## start Material supplied
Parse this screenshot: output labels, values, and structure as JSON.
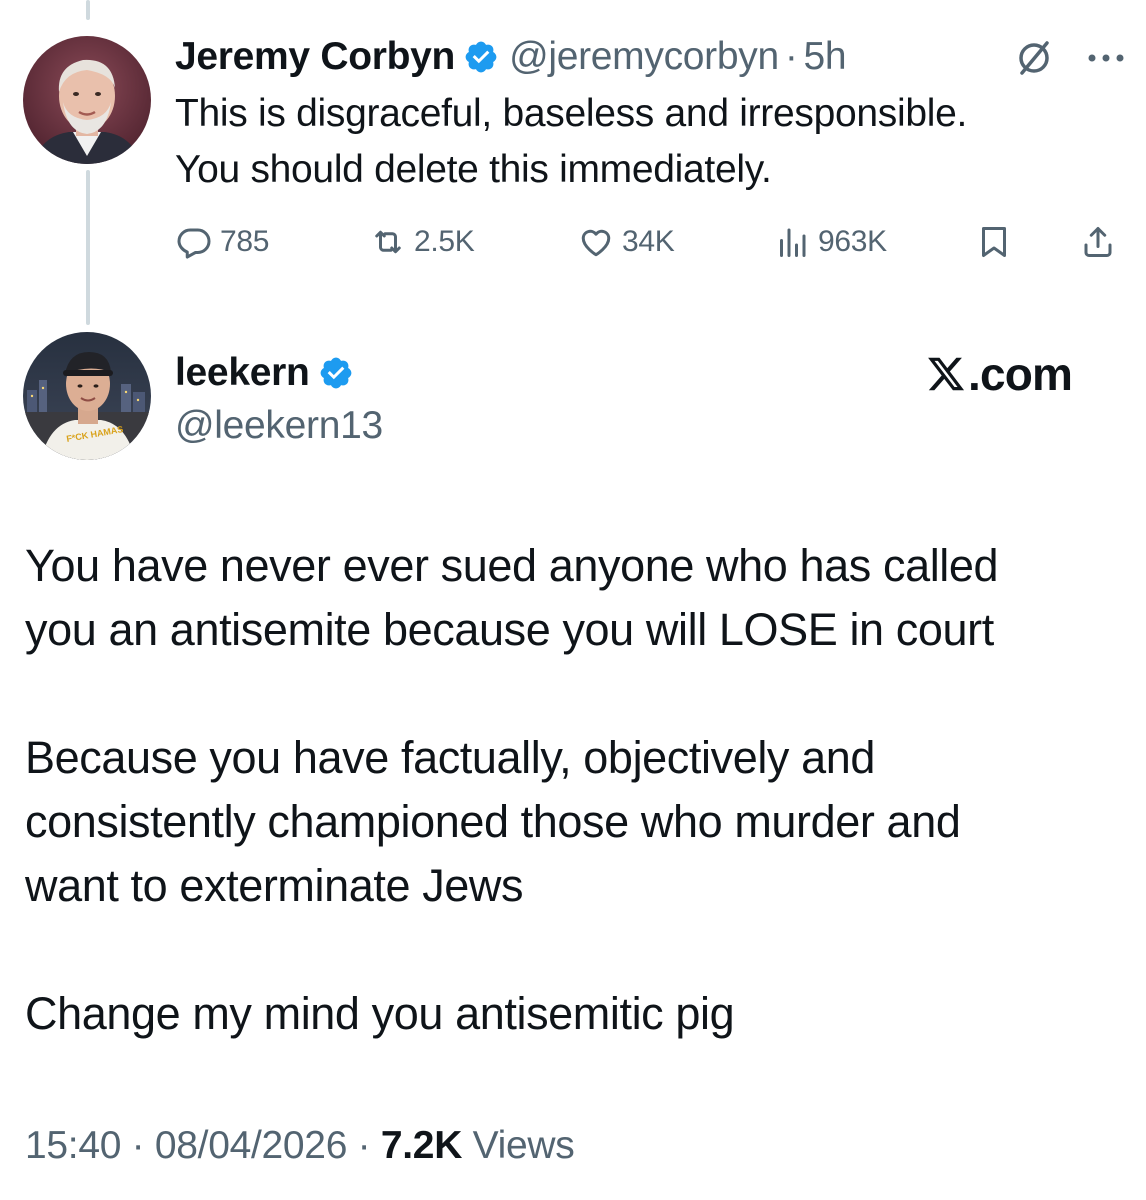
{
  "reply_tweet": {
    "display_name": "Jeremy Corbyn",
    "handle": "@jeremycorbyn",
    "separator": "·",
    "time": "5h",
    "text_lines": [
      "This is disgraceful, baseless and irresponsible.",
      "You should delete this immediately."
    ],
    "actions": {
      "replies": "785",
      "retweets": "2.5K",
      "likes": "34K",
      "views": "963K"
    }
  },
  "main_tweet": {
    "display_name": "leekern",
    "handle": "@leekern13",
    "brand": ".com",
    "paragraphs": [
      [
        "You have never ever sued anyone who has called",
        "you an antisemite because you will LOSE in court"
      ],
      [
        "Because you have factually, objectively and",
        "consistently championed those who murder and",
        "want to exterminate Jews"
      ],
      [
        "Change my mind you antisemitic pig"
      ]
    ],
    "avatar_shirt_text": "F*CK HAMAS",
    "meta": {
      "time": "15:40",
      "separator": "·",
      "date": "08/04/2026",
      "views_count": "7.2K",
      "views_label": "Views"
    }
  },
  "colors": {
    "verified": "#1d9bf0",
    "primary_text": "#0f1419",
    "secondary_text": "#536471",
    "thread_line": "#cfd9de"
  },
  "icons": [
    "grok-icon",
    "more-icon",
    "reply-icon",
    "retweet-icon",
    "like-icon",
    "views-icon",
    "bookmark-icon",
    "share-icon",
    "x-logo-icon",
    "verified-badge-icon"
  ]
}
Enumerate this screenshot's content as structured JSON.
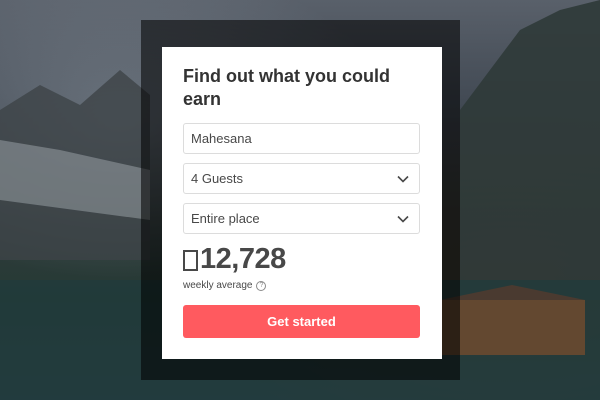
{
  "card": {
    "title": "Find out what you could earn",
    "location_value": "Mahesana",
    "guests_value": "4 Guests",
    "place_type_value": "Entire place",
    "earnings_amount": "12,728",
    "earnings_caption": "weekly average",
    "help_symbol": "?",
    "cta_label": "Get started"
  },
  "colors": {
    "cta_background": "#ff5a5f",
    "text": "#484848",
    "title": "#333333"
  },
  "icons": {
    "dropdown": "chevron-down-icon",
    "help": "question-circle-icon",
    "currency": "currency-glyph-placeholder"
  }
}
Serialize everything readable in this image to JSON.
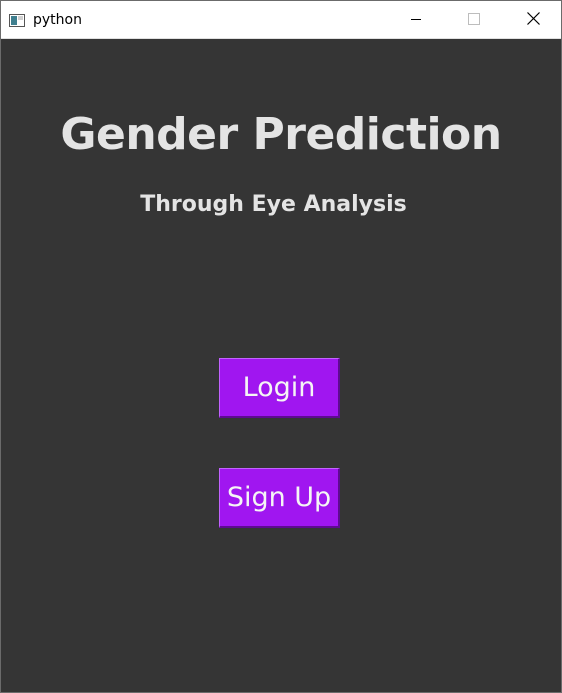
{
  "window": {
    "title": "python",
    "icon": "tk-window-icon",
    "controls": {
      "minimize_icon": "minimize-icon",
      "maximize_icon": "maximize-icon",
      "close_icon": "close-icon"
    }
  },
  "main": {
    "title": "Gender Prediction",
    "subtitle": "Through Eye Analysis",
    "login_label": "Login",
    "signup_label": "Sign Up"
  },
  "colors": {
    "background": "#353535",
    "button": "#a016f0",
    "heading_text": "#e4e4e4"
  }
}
## end Material supplied
## start Material supplied
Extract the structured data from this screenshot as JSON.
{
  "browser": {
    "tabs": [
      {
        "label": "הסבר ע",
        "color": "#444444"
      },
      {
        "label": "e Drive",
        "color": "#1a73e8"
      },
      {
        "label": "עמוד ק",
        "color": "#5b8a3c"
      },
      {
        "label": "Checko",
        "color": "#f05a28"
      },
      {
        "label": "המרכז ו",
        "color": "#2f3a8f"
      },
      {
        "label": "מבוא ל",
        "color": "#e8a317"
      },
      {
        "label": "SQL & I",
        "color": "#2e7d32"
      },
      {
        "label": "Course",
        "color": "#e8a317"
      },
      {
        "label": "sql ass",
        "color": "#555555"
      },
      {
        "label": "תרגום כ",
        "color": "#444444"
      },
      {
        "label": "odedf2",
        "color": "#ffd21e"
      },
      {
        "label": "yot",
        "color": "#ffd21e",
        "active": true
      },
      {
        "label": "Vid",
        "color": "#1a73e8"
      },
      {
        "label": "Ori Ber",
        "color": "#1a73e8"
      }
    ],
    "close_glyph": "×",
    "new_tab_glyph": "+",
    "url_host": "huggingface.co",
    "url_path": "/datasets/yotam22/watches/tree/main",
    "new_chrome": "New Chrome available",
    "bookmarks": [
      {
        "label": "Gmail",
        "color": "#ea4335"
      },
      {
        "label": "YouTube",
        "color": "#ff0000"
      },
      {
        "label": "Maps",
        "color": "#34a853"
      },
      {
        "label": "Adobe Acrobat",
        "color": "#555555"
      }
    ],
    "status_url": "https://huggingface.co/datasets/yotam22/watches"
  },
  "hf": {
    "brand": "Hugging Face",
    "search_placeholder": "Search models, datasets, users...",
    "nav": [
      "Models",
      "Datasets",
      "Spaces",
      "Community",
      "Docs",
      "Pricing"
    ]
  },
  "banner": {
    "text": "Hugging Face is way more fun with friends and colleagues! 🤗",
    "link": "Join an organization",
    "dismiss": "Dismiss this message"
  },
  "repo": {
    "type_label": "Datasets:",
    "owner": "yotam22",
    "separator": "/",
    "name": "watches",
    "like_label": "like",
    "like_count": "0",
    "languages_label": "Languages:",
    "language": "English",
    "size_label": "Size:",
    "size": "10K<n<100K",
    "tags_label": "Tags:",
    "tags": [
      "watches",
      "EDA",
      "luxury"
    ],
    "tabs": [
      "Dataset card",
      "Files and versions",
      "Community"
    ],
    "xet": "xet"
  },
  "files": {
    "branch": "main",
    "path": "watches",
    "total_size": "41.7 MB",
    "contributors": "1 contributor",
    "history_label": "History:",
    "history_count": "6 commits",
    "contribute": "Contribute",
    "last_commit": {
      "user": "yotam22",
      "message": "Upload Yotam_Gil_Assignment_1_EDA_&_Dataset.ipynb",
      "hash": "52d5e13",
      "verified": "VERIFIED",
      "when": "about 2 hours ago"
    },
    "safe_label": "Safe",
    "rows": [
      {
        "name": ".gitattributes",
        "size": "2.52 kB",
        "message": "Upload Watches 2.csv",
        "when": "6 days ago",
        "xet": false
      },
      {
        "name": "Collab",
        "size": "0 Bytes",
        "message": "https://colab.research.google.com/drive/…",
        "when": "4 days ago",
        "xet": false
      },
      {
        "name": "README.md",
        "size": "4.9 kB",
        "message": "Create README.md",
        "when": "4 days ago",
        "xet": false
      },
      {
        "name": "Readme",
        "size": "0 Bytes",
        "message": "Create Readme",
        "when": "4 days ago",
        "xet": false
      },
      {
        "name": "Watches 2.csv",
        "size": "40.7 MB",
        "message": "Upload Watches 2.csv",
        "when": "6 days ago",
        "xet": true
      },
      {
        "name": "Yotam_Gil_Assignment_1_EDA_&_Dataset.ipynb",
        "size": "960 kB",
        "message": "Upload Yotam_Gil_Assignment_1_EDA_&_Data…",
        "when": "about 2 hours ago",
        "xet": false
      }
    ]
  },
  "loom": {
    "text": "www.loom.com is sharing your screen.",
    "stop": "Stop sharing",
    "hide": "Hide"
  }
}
## end Material supplied
Your task is to list each line of the records with the word "huggingface".

* Response below
    "url_host": "huggingface.co",
    "status_url": "https://huggingface.co/datasets/yotam22/watches"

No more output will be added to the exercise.